The task
Every line of the material below should be repeated exactly.

++++ Data provided ++++

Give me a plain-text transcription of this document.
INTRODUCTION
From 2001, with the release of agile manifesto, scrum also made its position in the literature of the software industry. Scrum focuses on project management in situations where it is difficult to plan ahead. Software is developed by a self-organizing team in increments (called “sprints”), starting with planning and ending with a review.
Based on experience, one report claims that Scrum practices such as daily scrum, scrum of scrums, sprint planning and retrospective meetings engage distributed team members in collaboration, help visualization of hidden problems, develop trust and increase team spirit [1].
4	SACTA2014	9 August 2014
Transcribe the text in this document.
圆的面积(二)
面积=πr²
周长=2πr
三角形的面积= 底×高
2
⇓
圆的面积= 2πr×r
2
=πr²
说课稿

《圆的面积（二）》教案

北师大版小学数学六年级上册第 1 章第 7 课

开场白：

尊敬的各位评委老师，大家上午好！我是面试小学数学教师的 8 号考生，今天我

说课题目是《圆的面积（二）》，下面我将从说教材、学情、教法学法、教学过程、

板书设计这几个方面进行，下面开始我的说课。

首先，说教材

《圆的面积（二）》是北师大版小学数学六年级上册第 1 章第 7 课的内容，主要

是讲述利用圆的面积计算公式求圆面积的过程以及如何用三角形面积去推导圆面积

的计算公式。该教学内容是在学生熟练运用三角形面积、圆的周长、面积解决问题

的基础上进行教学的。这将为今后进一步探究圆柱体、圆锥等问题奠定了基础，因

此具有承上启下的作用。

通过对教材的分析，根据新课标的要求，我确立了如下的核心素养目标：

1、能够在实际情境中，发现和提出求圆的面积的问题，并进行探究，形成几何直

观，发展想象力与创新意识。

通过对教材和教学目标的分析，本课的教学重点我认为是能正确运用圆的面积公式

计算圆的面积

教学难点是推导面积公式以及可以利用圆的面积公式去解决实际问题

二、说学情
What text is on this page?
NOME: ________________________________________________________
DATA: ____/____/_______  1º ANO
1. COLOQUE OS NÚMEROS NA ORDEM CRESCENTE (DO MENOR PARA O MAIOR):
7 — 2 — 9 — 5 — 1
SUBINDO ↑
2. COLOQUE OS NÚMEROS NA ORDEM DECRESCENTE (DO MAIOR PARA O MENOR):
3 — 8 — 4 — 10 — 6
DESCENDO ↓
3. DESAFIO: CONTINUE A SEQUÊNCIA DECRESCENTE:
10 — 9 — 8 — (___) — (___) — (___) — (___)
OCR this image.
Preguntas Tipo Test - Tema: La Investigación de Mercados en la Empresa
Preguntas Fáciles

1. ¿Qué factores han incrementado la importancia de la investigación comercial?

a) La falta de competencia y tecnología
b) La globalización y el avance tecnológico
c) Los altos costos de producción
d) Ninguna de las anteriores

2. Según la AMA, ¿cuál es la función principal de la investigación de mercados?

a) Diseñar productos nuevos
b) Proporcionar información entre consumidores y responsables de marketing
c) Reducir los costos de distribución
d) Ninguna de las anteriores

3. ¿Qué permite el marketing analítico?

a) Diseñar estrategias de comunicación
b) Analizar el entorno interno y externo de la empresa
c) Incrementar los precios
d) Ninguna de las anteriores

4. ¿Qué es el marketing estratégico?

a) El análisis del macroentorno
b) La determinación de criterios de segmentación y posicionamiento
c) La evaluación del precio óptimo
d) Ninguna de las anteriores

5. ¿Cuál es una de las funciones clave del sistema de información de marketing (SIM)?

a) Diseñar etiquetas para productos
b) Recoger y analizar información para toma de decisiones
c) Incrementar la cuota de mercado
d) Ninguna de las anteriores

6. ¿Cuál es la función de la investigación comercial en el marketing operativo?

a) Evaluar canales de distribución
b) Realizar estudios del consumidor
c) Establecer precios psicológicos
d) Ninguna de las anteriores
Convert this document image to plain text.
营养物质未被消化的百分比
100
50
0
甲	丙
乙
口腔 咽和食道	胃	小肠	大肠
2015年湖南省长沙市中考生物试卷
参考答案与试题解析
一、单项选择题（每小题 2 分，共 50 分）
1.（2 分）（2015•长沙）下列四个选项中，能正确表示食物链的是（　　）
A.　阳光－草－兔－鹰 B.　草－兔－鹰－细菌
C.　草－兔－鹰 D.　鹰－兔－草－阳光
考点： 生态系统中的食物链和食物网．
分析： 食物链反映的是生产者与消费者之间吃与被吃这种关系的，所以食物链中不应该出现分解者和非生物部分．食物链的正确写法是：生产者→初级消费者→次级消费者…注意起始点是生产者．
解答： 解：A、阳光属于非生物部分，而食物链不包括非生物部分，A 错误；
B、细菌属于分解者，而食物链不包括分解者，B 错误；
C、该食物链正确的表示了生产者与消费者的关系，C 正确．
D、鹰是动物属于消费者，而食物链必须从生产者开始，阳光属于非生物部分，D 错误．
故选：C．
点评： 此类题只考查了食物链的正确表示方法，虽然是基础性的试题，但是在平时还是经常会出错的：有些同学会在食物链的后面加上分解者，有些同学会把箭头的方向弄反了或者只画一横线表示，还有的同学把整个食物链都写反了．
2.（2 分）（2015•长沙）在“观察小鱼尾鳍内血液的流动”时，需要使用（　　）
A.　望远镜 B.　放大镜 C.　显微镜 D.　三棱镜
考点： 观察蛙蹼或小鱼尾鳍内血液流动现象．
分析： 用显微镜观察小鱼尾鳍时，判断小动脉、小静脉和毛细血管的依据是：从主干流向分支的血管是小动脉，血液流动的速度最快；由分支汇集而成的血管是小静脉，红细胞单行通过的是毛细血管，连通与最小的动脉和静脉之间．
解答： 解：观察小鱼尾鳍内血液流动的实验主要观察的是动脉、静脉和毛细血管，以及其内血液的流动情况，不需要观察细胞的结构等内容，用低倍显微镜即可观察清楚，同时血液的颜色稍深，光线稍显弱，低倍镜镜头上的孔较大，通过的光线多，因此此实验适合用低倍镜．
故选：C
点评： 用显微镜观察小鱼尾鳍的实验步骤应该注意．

++++

Result
Give me a plain-text transcription of this document.
INTRODUCTION
From 2001, with the release of agile manifesto, scrum also made its position in the literature of the software industry. Scrum focuses on project management in situations where it is difficult to plan ahead. Software is developed by a self-organizing team in increments (called “sprints”), starting with planning and ending with a review.
Based on experience, one report claims that Scrum practices such as daily scrum, scrum of scrums, sprint planning and retrospective meetings engage distributed team members in collaboration, help visualization of hidden problems, develop trust and increase team spirit [1].
4	SACTA2014	9 August 2014
Transcribe the text in this document.
圆的面积(二)
面积=πr²
周长=2πr
三角形的面积= 底×高
2
⇓
圆的面积= 2πr×r
2
=πr²
说课稿

《圆的面积（二）》教案

北师大版小学数学六年级上册第 1 章第 7 课

开场白：

尊敬的各位评委老师，大家上午好！我是面试小学数学教师的 8 号考生，今天我

说课题目是《圆的面积（二）》，下面我将从说教材、学情、教法学法、教学过程、

板书设计这几个方面进行，下面开始我的说课。

首先，说教材

《圆的面积（二）》是北师大版小学数学六年级上册第 1 章第 7 课的内容，主要

是讲述利用圆的面积计算公式求圆面积的过程以及如何用三角形面积去推导圆面积

的计算公式。该教学内容是在学生熟练运用三角形面积、圆的周长、面积解决问题

的基础上进行教学的。这将为今后进一步探究圆柱体、圆锥等问题奠定了基础，因

此具有承上启下的作用。

通过对教材的分析，根据新课标的要求，我确立了如下的核心素养目标：

1、能够在实际情境中，发现和提出求圆的面积的问题，并进行探究，形成几何直

观，发展想象力与创新意识。

通过对教材和教学目标的分析，本课的教学重点我认为是能正确运用圆的面积公式

计算圆的面积

教学难点是推导面积公式以及可以利用圆的面积公式去解决实际问题

二、说学情
What text is on this page?
NOME: ________________________________________________________
DATA: ____/____/_______  1º ANO
1. COLOQUE OS NÚMEROS NA ORDEM CRESCENTE (DO MENOR PARA O MAIOR):
7 — 2 — 9 — 5 — 1
SUBINDO ↑
2. COLOQUE OS NÚMEROS NA ORDEM DECRESCENTE (DO MAIOR PARA O MENOR):
3 — 8 — 4 — 10 — 6
DESCENDO ↓
3. DESAFIO: CONTINUE A SEQUÊNCIA DECRESCENTE:
10 — 9 — 8 — (___) — (___) — (___) — (___)
OCR this image.
Preguntas Tipo Test - Tema: La Investigación de Mercados en la Empresa
Preguntas Fáciles

1. ¿Qué factores han incrementado la importancia de la investigación comercial?

a) La falta de competencia y tecnología
b) La globalización y el avance tecnológico
c) Los altos costos de producción
d) Ninguna de las anteriores

2. Según la AMA, ¿cuál es la función principal de la investigación de mercados?

a) Diseñar productos nuevos
b) Proporcionar información entre consumidores y responsables de marketing
c) Reducir los costos de distribución
d) Ninguna de las anteriores

3. ¿Qué permite el marketing analítico?

a) Diseñar estrategias de comunicación
b) Analizar el entorno interno y externo de la empresa
c) Incrementar los precios
d) Ninguna de las anteriores

4. ¿Qué es el marketing estratégico?

a) El análisis del macroentorno
b) La determinación de criterios de segmentación y posicionamiento
c) La evaluación del precio óptimo
d) Ninguna de las anteriores

5. ¿Cuál es una de las funciones clave del sistema de información de marketing (SIM)?

a) Diseñar etiquetas para productos
b) Recoger y analizar información para toma de decisiones
c) Incrementar la cuota de mercado
d) Ninguna de las anteriores

6. ¿Cuál es la función de la investigación comercial en el marketing operativo?

a) Evaluar canales de distribución
b) Realizar estudios del consumidor
c) Establecer precios psicológicos
d) Ninguna de las anteriores
Convert this document image to plain text.
营养物质未被消化的百分比
100
50
0
甲	丙
乙
口腔 咽和食道	胃	小肠	大肠
2015年湖南省长沙市中考生物试卷
参考答案与试题解析
一、单项选择题（每小题 2 分，共 50 分）
1.（2 分）（2015•长沙）下列四个选项中，能正确表示食物链的是（　　）
A.　阳光－草－兔－鹰 B.　草－兔－鹰－细菌
C.　草－兔－鹰 D.　鹰－兔－草－阳光
考点： 生态系统中的食物链和食物网．
分析： 食物链反映的是生产者与消费者之间吃与被吃这种关系的，所以食物链中不应该出现分解者和非生物部分．食物链的正确写法是：生产者→初级消费者→次级消费者…注意起始点是生产者．
解答： 解：A、阳光属于非生物部分，而食物链不包括非生物部分，A 错误；
B、细菌属于分解者，而食物链不包括分解者，B 错误；
C、该食物链正确的表示了生产者与消费者的关系，C 正确．
D、鹰是动物属于消费者，而食物链必须从生产者开始，阳光属于非生物部分，D 错误．
故选：C．
点评： 此类题只考查了食物链的正确表示方法，虽然是基础性的试题，但是在平时还是经常会出错的：有些同学会在食物链的后面加上分解者，有些同学会把箭头的方向弄反了或者只画一横线表示，还有的同学把整个食物链都写反了．
2.（2 分）（2015•长沙）在“观察小鱼尾鳍内血液的流动”时，需要使用（　　）
A.　望远镜 B.　放大镜 C.　显微镜 D.　三棱镜
考点： 观察蛙蹼或小鱼尾鳍内血液流动现象．
分析： 用显微镜观察小鱼尾鳍时，判断小动脉、小静脉和毛细血管的依据是：从主干流向分支的血管是小动脉，血液流动的速度最快；由分支汇集而成的血管是小静脉，红细胞单行通过的是毛细血管，连通与最小的动脉和静脉之间．
解答： 解：观察小鱼尾鳍内血液流动的实验主要观察的是动脉、静脉和毛细血管，以及其内血液的流动情况，不需要观察细胞的结构等内容，用低倍显微镜即可观察清楚，同时血液的颜色稍深，光线稍显弱，低倍镜镜头上的孔较大，通过的光线多，因此此实验适合用低倍镜．
故选：C
点评： 用显微镜观察小鱼尾鳍的实验步骤应该注意．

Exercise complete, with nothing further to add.